AVAILABLE RECORDS:

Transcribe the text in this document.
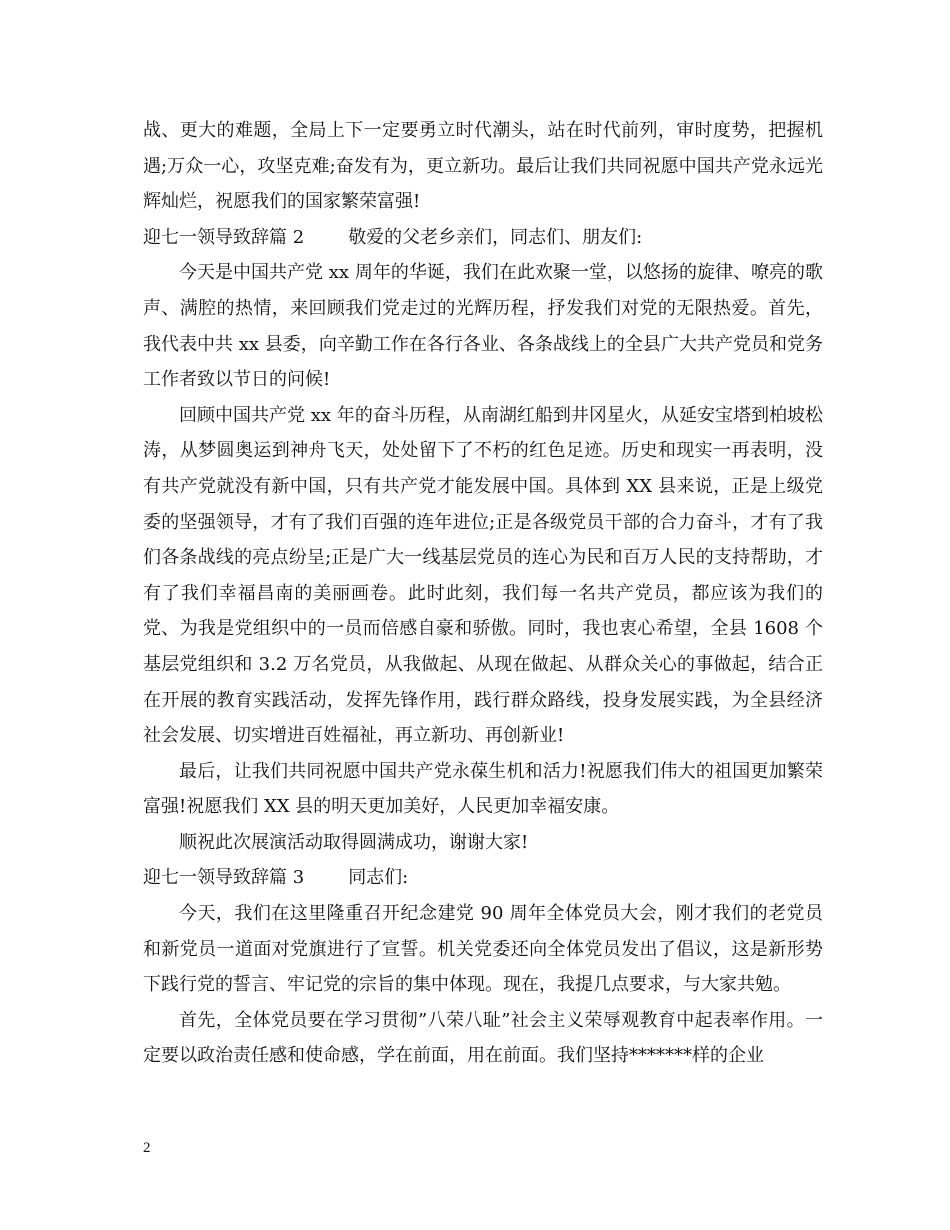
战、更大的难题，全局上下一定要勇立时代潮头，站在时代前列，审时度势，把握机遇;万众一心，攻坚克难;奋发有为，更立新功。最后让我们共同祝愿中国共产党永远光辉灿烂，祝愿我们的国家繁荣富强!

迎七一领导致辞篇 2 敬爱的父老乡亲们，同志们、朋友们:

今天是中国共产党 xx 周年的华诞，我们在此欢聚一堂，以悠扬的旋律、嘹亮的歌声、满腔的热情，来回顾我们党走过的光辉历程，抒发我们对党的无限热爱。首先，我代表中共 xx 县委，向辛勤工作在各行各业、各条战线上的全县广大共产党员和党务工作者致以节日的问候!

回顾中国共产党 xx 年的奋斗历程，从南湖红船到井冈星火，从延安宝塔到柏坡松涛，从梦圆奥运到神舟飞天，处处留下了不朽的红色足迹。历史和现实一再表明，没有共产党就没有新中国，只有共产党才能发展中国。具体到 XX 县来说，正是上级党委的坚强领导，才有了我们百强的连年进位;正是各级党员干部的合力奋斗，才有了我们各条战线的亮点纷呈;正是广大一线基层党员的连心为民和百万人民的支持帮助，才有了我们幸福昌南的美丽画卷。此时此刻，我们每一名共产党员，都应该为我们的党、为我是党组织中的一员而倍感自豪和骄傲。同时，我也衷心希望，全县 1608 个基层党组织和 3.2 万名党员，从我做起、从现在做起、从群众关心的事做起，结合正在开展的教育实践活动，发挥先锋作用，践行群众路线，投身发展实践，为全县经济社会发展、切实增进百姓福祉，再立新功、再创新业!

最后，让我们共同祝愿中国共产党永葆生机和活力!祝愿我们伟大的祖国更加繁荣富强!祝愿我们 XX 县的明天更加美好，人民更加幸福安康。

顺祝此次展演活动取得圆满成功，谢谢大家!

迎七一领导致辞篇 3 同志们:

今天，我们在这里隆重召开纪念建党 90 周年全体党员大会，刚才我们的老党员和新党员一道面对党旗进行了宣誓。机关党委还向全体党员发出了倡议，这是新形势下践行党的誓言、牢记党的宗旨的集中体现。现在，我提几点要求，与大家共勉。

首先，全体党员要在学习贯彻”八荣八耻”社会主义荣辱观教育中起表率作用。一定要以政治责任感和使命感，学在前面，用在前面。我们坚持*******样的企业

2
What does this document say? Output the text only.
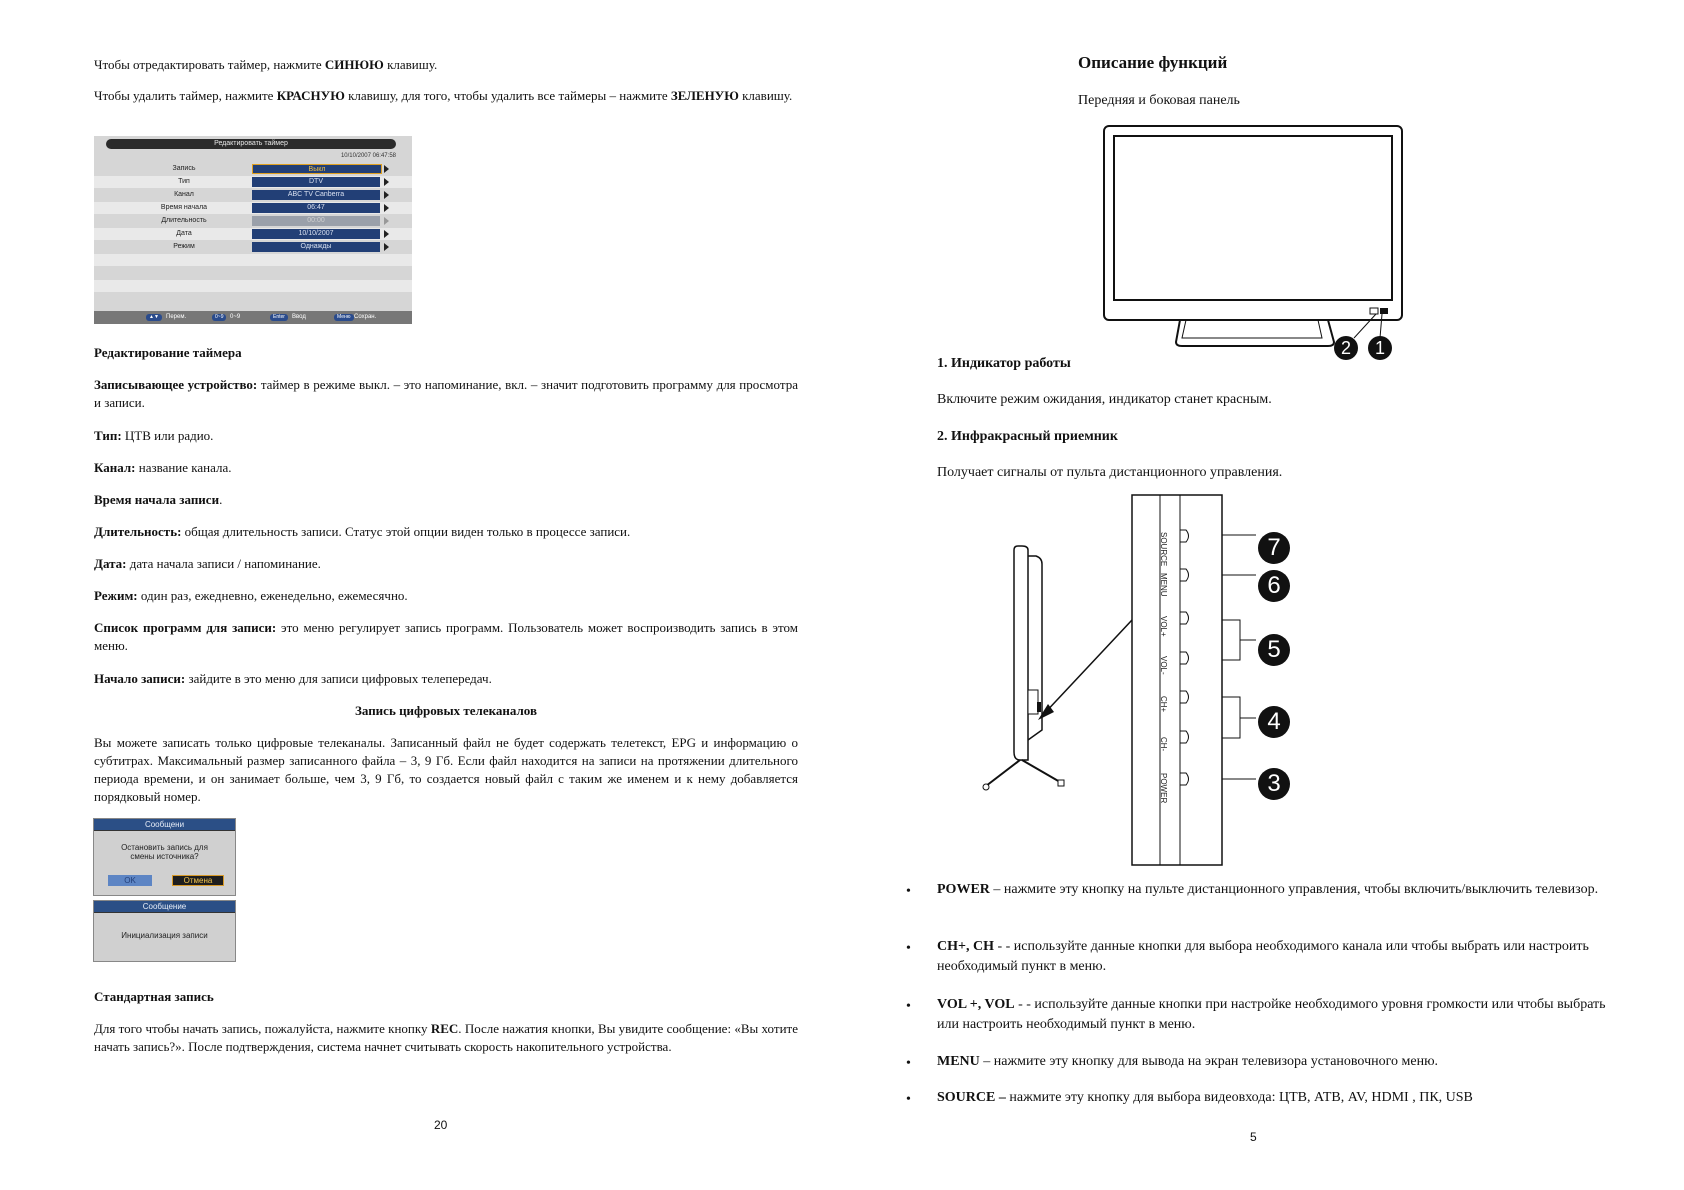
Чтобы отредактировать таймер, нажмите СИНЮЮ клавишу.

Чтобы удалить таймер, нажмите КРАСНУЮ клавишу, для того, чтобы удалить все таймеры – нажмите ЗЕЛЕНУЮ клавишу.

Редактировать таймер
10/10/2007 06:47:58
Запись	Выкл
Тип	DTV
Канал	ABC TV Canberra
Время начала	06:47
Длительность	00:00
Дата	10/10/2007
Режим	Однажды
▲▼	Перем.	0~9	0~9	Enter	Ввод	Меню Сохран.

Редактирование таймера

Записывающее устройство: таймер в режиме выкл. – это напоминание, вкл. – значит подготовить программу для просмотра и записи.

Тип: ЦТВ или радио.

Канал: название канала.

Время начала записи.

Длительность: общая длительность записи. Статус этой опции виден только в процессе записи.

Дата: дата начала записи / напоминание.

Режим: один раз, ежедневно, еженедельно, ежемесячно.

Список программ для записи: это меню регулирует запись программ. Пользователь может воспроизводить запись в этом меню.

Начало записи: зайдите в это меню для записи цифровых телепередач.

Запись цифровых телеканалов

Вы можете записать только цифровые телеканалы. Записанный файл не будет содержать телетекст, EPG и информацию о субтитрах. Максимальный размер записанного файла – 3, 9 Гб. Если файл находится на записи на протяжении длительного периода времени, и он занимает больше, чем 3, 9 Гб, то создается новый файл с таким же именем и к нему добавляется порядковый номер.

Сообщени
Остановить запись для
смены источника?
OK	Отмена
Сообщение
Инициализация записи

Стандартная запись

Для того чтобы начать запись, пожалуйста, нажмите кнопку REC. После нажатия кнопки, Вы увидите сообщение: «Вы хотите начать запись?». После подтверждения, система начнет считывать скорость накопительного устройства.

20
Описание функций
Передняя и боковая панель
2	1
1. Индикатор работы
Включите режим ожидания, индикатор станет красным.
2. Инфракрасный приемник
Получает сигналы от пульта дистанционного управления.
SOURCE
MENU
VOL+
VOL-
CH+
CH-
POWER
7
6
5
4
3
• POWER – нажмите эту кнопку на пульте дистанционного управления, чтобы включить/выключить телевизор.

• CH+, CH - - используйте данные кнопки для выбора необходимого канала или чтобы выбрать или настроить необходимый пункт в меню.

• VOL +, VOL - - используйте данные кнопки при настройке необходимого уровня громкости или чтобы выбрать или настроить необходимый пункт в меню.

• MENU – нажмите эту кнопку для вывода на экран телевизора установочного меню.

• SOURCE – нажмите эту кнопку для выбора видеовхода: ЦТВ, АТВ, AV, HDMI , ПК, USB

5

WORK REQUIRED: Reproduce the full listing above verbatim, with no pictures included.

WORKED ANSWER:
Transcribe the text in this document.
战、更大的难题，全局上下一定要勇立时代潮头，站在时代前列，审时度势，把握机遇;万众一心，攻坚克难;奋发有为，更立新功。最后让我们共同祝愿中国共产党永远光辉灿烂，祝愿我们的国家繁荣富强!

迎七一领导致辞篇 2 敬爱的父老乡亲们，同志们、朋友们:

今天是中国共产党 xx 周年的华诞，我们在此欢聚一堂，以悠扬的旋律、嘹亮的歌声、满腔的热情，来回顾我们党走过的光辉历程，抒发我们对党的无限热爱。首先，我代表中共 xx 县委，向辛勤工作在各行各业、各条战线上的全县广大共产党员和党务工作者致以节日的问候!

回顾中国共产党 xx 年的奋斗历程，从南湖红船到井冈星火，从延安宝塔到柏坡松涛，从梦圆奥运到神舟飞天，处处留下了不朽的红色足迹。历史和现实一再表明，没有共产党就没有新中国，只有共产党才能发展中国。具体到 XX 县来说，正是上级党委的坚强领导，才有了我们百强的连年进位;正是各级党员干部的合力奋斗，才有了我们各条战线的亮点纷呈;正是广大一线基层党员的连心为民和百万人民的支持帮助，才有了我们幸福昌南的美丽画卷。此时此刻，我们每一名共产党员，都应该为我们的党、为我是党组织中的一员而倍感自豪和骄傲。同时，我也衷心希望，全县 1608 个基层党组织和 3.2 万名党员，从我做起、从现在做起、从群众关心的事做起，结合正在开展的教育实践活动，发挥先锋作用，践行群众路线，投身发展实践，为全县经济社会发展、切实增进百姓福祉，再立新功、再创新业!

最后，让我们共同祝愿中国共产党永葆生机和活力!祝愿我们伟大的祖国更加繁荣富强!祝愿我们 XX 县的明天更加美好，人民更加幸福安康。

顺祝此次展演活动取得圆满成功，谢谢大家!

迎七一领导致辞篇 3 同志们:

今天，我们在这里隆重召开纪念建党 90 周年全体党员大会，刚才我们的老党员和新党员一道面对党旗进行了宣誓。机关党委还向全体党员发出了倡议，这是新形势下践行党的誓言、牢记党的宗旨的集中体现。现在，我提几点要求，与大家共勉。

首先，全体党员要在学习贯彻”八荣八耻”社会主义荣辱观教育中起表率作用。一定要以政治责任感和使命感，学在前面，用在前面。我们坚持*******样的企业

2
What does this document say? Output the text only.
Чтобы отредактировать таймер, нажмите СИНЮЮ клавишу.

Чтобы удалить таймер, нажмите КРАСНУЮ клавишу, для того, чтобы удалить все таймеры – нажмите ЗЕЛЕНУЮ клавишу.

Редактировать таймер
10/10/2007 06:47:58
Запись	Выкл
Тип	DTV
Канал	ABC TV Canberra
Время начала	06:47
Длительность	00:00
Дата	10/10/2007
Режим	Однажды
▲▼	Перем.	0~9	0~9	Enter	Ввод	Меню Сохран.

Редактирование таймера

Записывающее устройство: таймер в режиме выкл. – это напоминание, вкл. – значит подготовить программу для просмотра и записи.

Тип: ЦТВ или радио.

Канал: название канала.

Время начала записи.

Длительность: общая длительность записи. Статус этой опции виден только в процессе записи.

Дата: дата начала записи / напоминание.

Режим: один раз, ежедневно, еженедельно, ежемесячно.

Список программ для записи: это меню регулирует запись программ. Пользователь может воспроизводить запись в этом меню.

Начало записи: зайдите в это меню для записи цифровых телепередач.

Запись цифровых телеканалов

Вы можете записать только цифровые телеканалы. Записанный файл не будет содержать телетекст, EPG и информацию о субтитрах. Максимальный размер записанного файла – 3, 9 Гб. Если файл находится на записи на протяжении длительного периода времени, и он занимает больше, чем 3, 9 Гб, то создается новый файл с таким же именем и к нему добавляется порядковый номер.

Сообщени
Остановить запись для
смены источника?
OK	Отмена
Сообщение
Инициализация записи

Стандартная запись

Для того чтобы начать запись, пожалуйста, нажмите кнопку REC. После нажатия кнопки, Вы увидите сообщение: «Вы хотите начать запись?». После подтверждения, система начнет считывать скорость накопительного устройства.

20
Описание функций
Передняя и боковая панель
2	1
1. Индикатор работы
Включите режим ожидания, индикатор станет красным.
2. Инфракрасный приемник
Получает сигналы от пульта дистанционного управления.
SOURCE
MENU
VOL+
VOL-
CH+
CH-
POWER
7
6
5
4
3
• POWER – нажмите эту кнопку на пульте дистанционного управления, чтобы включить/выключить телевизор.

• CH+, CH - - используйте данные кнопки для выбора необходимого канала или чтобы выбрать или настроить необходимый пункт в меню.

• VOL +, VOL - - используйте данные кнопки при настройке необходимого уровня громкости или чтобы выбрать или настроить необходимый пункт в меню.

• MENU – нажмите эту кнопку для вывода на экран телевизора установочного меню.

• SOURCE – нажмите эту кнопку для выбора видеовхода: ЦТВ, АТВ, AV, HDMI , ПК, USB

5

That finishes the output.